Request: Below are the records; pull every line that includes "المركز".

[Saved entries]
-.-.-

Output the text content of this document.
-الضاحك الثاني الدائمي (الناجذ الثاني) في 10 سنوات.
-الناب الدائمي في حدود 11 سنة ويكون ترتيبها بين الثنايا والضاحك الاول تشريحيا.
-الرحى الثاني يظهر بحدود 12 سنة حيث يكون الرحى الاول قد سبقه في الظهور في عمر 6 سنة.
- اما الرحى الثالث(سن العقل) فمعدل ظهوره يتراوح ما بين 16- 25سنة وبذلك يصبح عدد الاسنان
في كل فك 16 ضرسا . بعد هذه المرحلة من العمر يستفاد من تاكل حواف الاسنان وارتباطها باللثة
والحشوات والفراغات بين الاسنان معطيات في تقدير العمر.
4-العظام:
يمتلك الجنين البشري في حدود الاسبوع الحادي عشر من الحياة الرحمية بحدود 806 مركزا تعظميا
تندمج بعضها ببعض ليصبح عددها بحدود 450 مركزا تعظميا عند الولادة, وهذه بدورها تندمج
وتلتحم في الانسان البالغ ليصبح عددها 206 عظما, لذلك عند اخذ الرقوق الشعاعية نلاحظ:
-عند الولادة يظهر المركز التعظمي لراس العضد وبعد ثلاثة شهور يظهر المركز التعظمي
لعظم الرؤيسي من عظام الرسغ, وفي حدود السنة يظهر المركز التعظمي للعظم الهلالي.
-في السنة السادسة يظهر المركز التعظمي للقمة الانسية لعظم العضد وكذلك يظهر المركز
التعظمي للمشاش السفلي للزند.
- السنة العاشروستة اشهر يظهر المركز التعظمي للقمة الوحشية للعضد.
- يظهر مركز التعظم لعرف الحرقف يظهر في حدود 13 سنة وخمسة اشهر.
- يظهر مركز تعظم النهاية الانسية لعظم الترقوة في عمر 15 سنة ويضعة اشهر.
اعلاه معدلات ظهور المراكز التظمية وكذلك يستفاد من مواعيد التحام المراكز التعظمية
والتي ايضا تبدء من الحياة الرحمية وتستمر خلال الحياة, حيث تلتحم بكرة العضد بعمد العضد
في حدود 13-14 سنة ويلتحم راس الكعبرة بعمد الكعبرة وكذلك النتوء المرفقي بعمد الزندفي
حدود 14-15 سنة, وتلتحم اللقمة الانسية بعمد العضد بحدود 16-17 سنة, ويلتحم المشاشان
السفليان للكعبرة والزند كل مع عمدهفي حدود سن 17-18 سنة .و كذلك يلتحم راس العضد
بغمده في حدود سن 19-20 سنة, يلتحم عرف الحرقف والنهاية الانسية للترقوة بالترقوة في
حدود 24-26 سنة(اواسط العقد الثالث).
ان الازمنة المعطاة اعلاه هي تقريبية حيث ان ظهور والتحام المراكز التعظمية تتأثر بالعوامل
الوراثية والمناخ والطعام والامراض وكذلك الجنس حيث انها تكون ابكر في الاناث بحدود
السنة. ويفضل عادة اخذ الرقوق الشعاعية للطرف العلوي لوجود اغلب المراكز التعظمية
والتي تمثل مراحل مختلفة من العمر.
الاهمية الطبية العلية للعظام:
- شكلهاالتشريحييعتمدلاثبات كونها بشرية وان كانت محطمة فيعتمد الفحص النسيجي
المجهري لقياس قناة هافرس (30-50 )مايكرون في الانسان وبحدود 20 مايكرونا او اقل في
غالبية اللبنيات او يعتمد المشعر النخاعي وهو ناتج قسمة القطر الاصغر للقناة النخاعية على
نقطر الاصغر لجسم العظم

-.-.-

Answer to this task:
-عند الولادة يظهر المركز التعظمي لراس العضد وبعد ثلاثة شهور يظهر المركز التعظمي
لعظم الرؤيسي من عظام الرسغ, وفي حدود السنة يظهر المركز التعظمي للعظم الهلالي.
-في السنة السادسة يظهر المركز التعظمي للقمة الانسية لعظم العضد وكذلك يظهر المركز
- السنة العاشروستة اشهر يظهر المركز التعظمي للقمة الوحشية للعضد.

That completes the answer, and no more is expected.